### REQUIREMENTS
Give the number of lines that include the word "ObjectOutputStream", nothing more.

### MATERIALS PROVIDED
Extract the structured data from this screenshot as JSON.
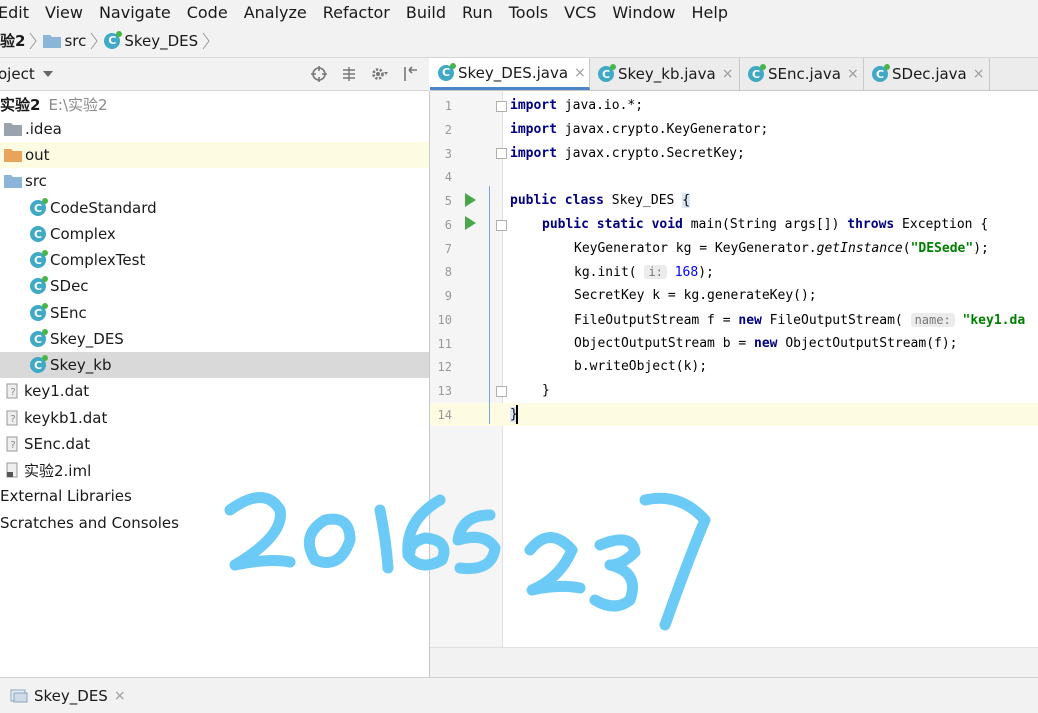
{
  "menu": [
    "Edit",
    "View",
    "Navigate",
    "Code",
    "Analyze",
    "Refactor",
    "Build",
    "Run",
    "Tools",
    "VCS",
    "Window",
    "Help"
  ],
  "breadcrumb": {
    "project": "验2",
    "folder": "src",
    "file": "Skey_DES"
  },
  "project_panel": {
    "title": "oject",
    "root_name": "实验2",
    "root_path": "E:\\实验2",
    "items": [
      ".idea",
      "out",
      "src",
      "CodeStandard",
      "Complex",
      "ComplexTest",
      "SDec",
      "SEnc",
      "Skey_DES",
      "Skey_kb",
      "key1.dat",
      "keykb1.dat",
      "SEnc.dat",
      "实验2.iml",
      "External Libraries",
      "Scratches and Consoles"
    ]
  },
  "tabs": [
    {
      "label": "Skey_DES.java",
      "close": "×"
    },
    {
      "label": "Skey_kb.java",
      "close": "×"
    },
    {
      "label": "SEnc.java",
      "close": "×"
    },
    {
      "label": "SDec.java",
      "close": "×"
    }
  ],
  "code": {
    "line_numbers": [
      "1",
      "2",
      "3",
      "4",
      "5",
      "6",
      "7",
      "8",
      "9",
      "10",
      "11",
      "12",
      "13",
      "14"
    ],
    "l1": {
      "kw": "import",
      "rest": " java.io.*;"
    },
    "l2": {
      "kw": "import",
      "rest": " javax.crypto.KeyGenerator;"
    },
    "l3": {
      "kw": "import",
      "rest": " javax.crypto.SecretKey;"
    },
    "l5": {
      "kw": "public class",
      "rest": " Skey_DES ",
      "brace": "{"
    },
    "l6": {
      "kw": "public static void",
      "a": " main(String args[]) ",
      "kw2": "throws",
      "b": " Exception {"
    },
    "l7": {
      "a": "KeyGenerator kg = KeyGenerator.",
      "it": "getInstance",
      "b": "(",
      "str": "\"DESede\"",
      "c": ");"
    },
    "l8": {
      "a": "kg.init( ",
      "hint": "i:",
      "num": " 168",
      "b": ");"
    },
    "l9": {
      "a": "SecretKey k = kg.generateKey();"
    },
    "l10": {
      "a": "FileOutputStream f = ",
      "kw": "new",
      "b": " FileOutputStream( ",
      "hint": "name:",
      "str": " \"key1.da"
    },
    "l11": {
      "a": "ObjectOutputStream b = ",
      "kw": "new",
      "b": " ObjectOutputStream(f);"
    },
    "l12": {
      "a": "b.writeObject(k);"
    },
    "l13": {
      "a": "}"
    },
    "l14": {
      "a": "}"
    }
  },
  "bottom_tab": {
    "label": "Skey_DES",
    "close": "×"
  },
  "handwriting": "20165237",
  "colors": {
    "accent": "#4a86c8",
    "class_icon": "#3fa9c6",
    "run": "#4aa84a",
    "keyword": "#000080",
    "string": "#008000",
    "number": "#0000ff",
    "handwriting": "#6ccaf6"
  }
}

### CORRECT RESULT
2